→ **EXTRACTED RECORDS**
++++++
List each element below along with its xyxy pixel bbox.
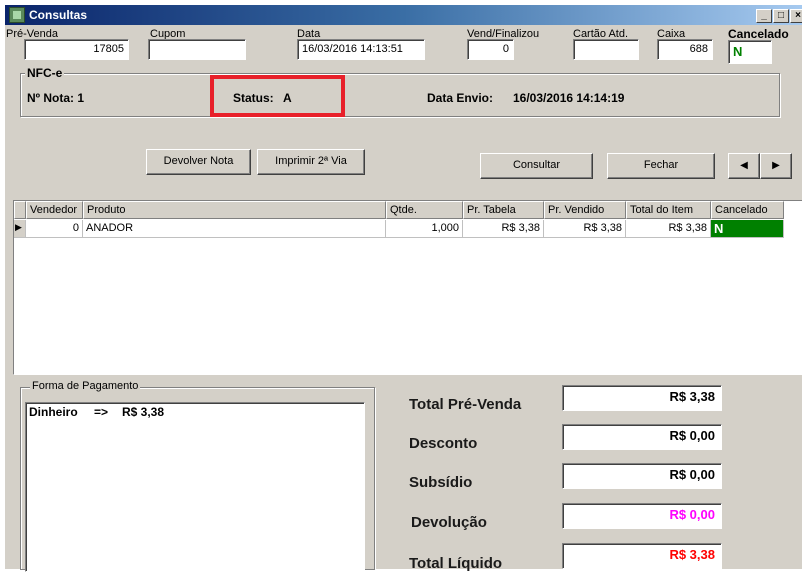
- caixa-field[interactable]: 688: [657, 39, 713, 60]
- desconto-field[interactable]: R$ 0,00: [562, 424, 722, 450]
- cancelado-label: Cancelado: [728, 27, 789, 41]
- title-bar[interactable]: Consultas _ □ ×: [5, 5, 802, 25]
- cell-produto[interactable]: ANADOR: [83, 220, 386, 238]
- prev-record-icon[interactable]: ◀: [728, 153, 760, 179]
- row-indicator-icon: ▶: [14, 220, 26, 238]
- consultas-window: Consultas _ □ × Pré-Venda 17805 Cupom Data…: [4, 4, 802, 572]
- grid-indicator-header: [14, 201, 26, 219]
- total-liquido-label: Total Líquido: [409, 555, 503, 572]
- col-vendedor[interactable]: Vendedor: [26, 201, 83, 219]
- cell-cancelado[interactable]: N: [711, 220, 784, 238]
- nfce-envio-label: Data Envio:: [427, 91, 494, 105]
- cartao-atd-field[interactable]: [573, 39, 639, 60]
- payment-list[interactable]: Dinheiro => R$ 3,38: [25, 402, 365, 572]
- total-liquido-field[interactable]: R$ 3,38: [562, 543, 722, 569]
- total-pre-venda-label: Total Pré-Venda: [409, 396, 522, 413]
- cell-vendedor[interactable]: 0: [26, 220, 83, 238]
- consultar-button[interactable]: Consultar: [480, 153, 593, 179]
- subsidio-label: Subsídio: [409, 474, 473, 491]
- nfce-group-title: NFC-e: [25, 66, 65, 80]
- window-controls: _ □ ×: [755, 7, 802, 23]
- col-qtde[interactable]: Qtde.: [386, 201, 463, 219]
- nfce-group: [20, 73, 780, 117]
- col-pr-tabela[interactable]: Pr. Tabela: [463, 201, 544, 219]
- pre-venda-field[interactable]: 17805: [24, 39, 129, 60]
- fechar-button[interactable]: Fechar: [607, 153, 715, 179]
- items-grid[interactable]: Vendedor Produto Qtde. Pr. Tabela Pr. Ve…: [13, 200, 802, 375]
- payment-amount: R$ 3,38: [122, 405, 165, 419]
- devolucao-label: Devolução: [411, 514, 487, 531]
- cancelado-field[interactable]: N: [728, 40, 772, 64]
- nfce-envio-value: 16/03/2016 14:14:19: [513, 91, 625, 105]
- col-produto[interactable]: Produto: [83, 201, 386, 219]
- cell-total-item[interactable]: R$ 3,38: [626, 220, 711, 238]
- devolucao-field[interactable]: R$ 0,00: [562, 503, 722, 529]
- data-field[interactable]: 16/03/2016 14:13:51: [297, 39, 425, 60]
- payment-arrow: =>: [94, 405, 109, 419]
- window-title: Consultas: [29, 8, 88, 22]
- cell-pr-tabela[interactable]: R$ 3,38: [463, 220, 544, 238]
- cell-qtde[interactable]: 1,000: [386, 220, 463, 238]
- payment-group-title: Forma de Pagamento: [30, 380, 141, 392]
- close-icon[interactable]: ×: [790, 9, 802, 23]
- cupom-field[interactable]: [148, 39, 246, 60]
- minimize-icon[interactable]: _: [756, 9, 772, 23]
- total-pre-venda-field[interactable]: R$ 3,38: [562, 385, 722, 411]
- devolver-nota-button[interactable]: Devolver Nota: [146, 149, 251, 175]
- cell-pr-vendido[interactable]: R$ 3,38: [544, 220, 626, 238]
- next-record-icon[interactable]: ▶: [760, 153, 792, 179]
- col-total-item[interactable]: Total do Item: [626, 201, 711, 219]
- col-cancelado[interactable]: Cancelado: [711, 201, 784, 219]
- vend-finalizou-field[interactable]: 0: [467, 39, 514, 60]
- nfce-nota: Nº Nota: 1: [27, 91, 85, 105]
- app-icon: [9, 7, 25, 23]
- status-highlight-box: [210, 75, 345, 117]
- subsidio-field[interactable]: R$ 0,00: [562, 463, 722, 489]
- payment-method: Dinheiro: [29, 405, 78, 419]
- maximize-icon[interactable]: □: [773, 9, 789, 23]
- imprimir-2via-button[interactable]: Imprimir 2ª Via: [257, 149, 365, 175]
- desconto-label: Desconto: [409, 435, 478, 452]
- col-pr-vendido[interactable]: Pr. Vendido: [544, 201, 626, 219]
++++++
→ **EXERCISE**
Copy out every line of the material above word for word, but leave out the picture.

→ **ANSWER BELOW**
List each element below along with its xyxy pixel bbox.
- caixa-field[interactable]: 688: [657, 39, 713, 60]
- desconto-field[interactable]: R$ 0,00: [562, 424, 722, 450]
- cancelado-label: Cancelado: [728, 27, 789, 41]
- title-bar[interactable]: Consultas _ □ ×: [5, 5, 802, 25]
- cell-produto[interactable]: ANADOR: [83, 220, 386, 238]
- prev-record-icon[interactable]: ◀: [728, 153, 760, 179]
- row-indicator-icon: ▶: [14, 220, 26, 238]
- consultas-window: Consultas _ □ × Pré-Venda 17805 Cupom Data…: [4, 4, 802, 572]
- grid-indicator-header: [14, 201, 26, 219]
- total-liquido-label: Total Líquido: [409, 555, 503, 572]
- col-vendedor[interactable]: Vendedor: [26, 201, 83, 219]
- cell-cancelado[interactable]: N: [711, 220, 784, 238]
- nfce-envio-label: Data Envio:: [427, 91, 494, 105]
- cartao-atd-field[interactable]: [573, 39, 639, 60]
- payment-list[interactable]: Dinheiro => R$ 3,38: [25, 402, 365, 572]
- total-liquido-field[interactable]: R$ 3,38: [562, 543, 722, 569]
- total-pre-venda-label: Total Pré-Venda: [409, 396, 522, 413]
- cell-vendedor[interactable]: 0: [26, 220, 83, 238]
- consultar-button[interactable]: Consultar: [480, 153, 593, 179]
- subsidio-label: Subsídio: [409, 474, 473, 491]
- nfce-group-title: NFC-e: [25, 66, 65, 80]
- window-controls: _ □ ×: [755, 7, 802, 23]
- col-qtde[interactable]: Qtde.: [386, 201, 463, 219]
- nfce-group: [20, 73, 780, 117]
- col-pr-tabela[interactable]: Pr. Tabela: [463, 201, 544, 219]
- pre-venda-field[interactable]: 17805: [24, 39, 129, 60]
- fechar-button[interactable]: Fechar: [607, 153, 715, 179]
- items-grid[interactable]: Vendedor Produto Qtde. Pr. Tabela Pr. Ve…: [13, 200, 802, 375]
- payment-amount: R$ 3,38: [122, 405, 165, 419]
- devolucao-label: Devolução: [411, 514, 487, 531]
- cancelado-field[interactable]: N: [728, 40, 772, 64]
- nfce-envio-value: 16/03/2016 14:14:19: [513, 91, 625, 105]
- col-produto[interactable]: Produto: [83, 201, 386, 219]
- cell-total-item[interactable]: R$ 3,38: [626, 220, 711, 238]
- devolucao-field[interactable]: R$ 0,00: [562, 503, 722, 529]
- data-field[interactable]: 16/03/2016 14:13:51: [297, 39, 425, 60]
- payment-arrow: =>: [94, 405, 109, 419]
- window-title: Consultas: [29, 8, 88, 22]
- cell-pr-tabela[interactable]: R$ 3,38: [463, 220, 544, 238]
- cell-qtde[interactable]: 1,000: [386, 220, 463, 238]
- payment-group-title: Forma de Pagamento: [30, 380, 141, 392]
- close-icon[interactable]: ×: [790, 9, 802, 23]
- cupom-field[interactable]: [148, 39, 246, 60]
- minimize-icon[interactable]: _: [756, 9, 772, 23]
- total-pre-venda-field[interactable]: R$ 3,38: [562, 385, 722, 411]
- devolver-nota-button[interactable]: Devolver Nota: [146, 149, 251, 175]
- cell-pr-vendido[interactable]: R$ 3,38: [544, 220, 626, 238]
- next-record-icon[interactable]: ▶: [760, 153, 792, 179]
- col-total-item[interactable]: Total do Item: [626, 201, 711, 219]
- col-cancelado[interactable]: Cancelado: [711, 201, 784, 219]
- vend-finalizou-field[interactable]: 0: [467, 39, 514, 60]
- nfce-nota: Nº Nota: 1: [27, 91, 85, 105]
- app-icon: [9, 7, 25, 23]
- status-highlight-box: [210, 75, 345, 117]
- subsidio-field[interactable]: R$ 0,00: [562, 463, 722, 489]
- payment-method: Dinheiro: [29, 405, 78, 419]
- maximize-icon[interactable]: □: [773, 9, 789, 23]
- imprimir-2via-button[interactable]: Imprimir 2ª Via: [257, 149, 365, 175]
- desconto-label: Desconto: [409, 435, 478, 452]
- col-pr-vendido[interactable]: Pr. Vendido: [544, 201, 626, 219]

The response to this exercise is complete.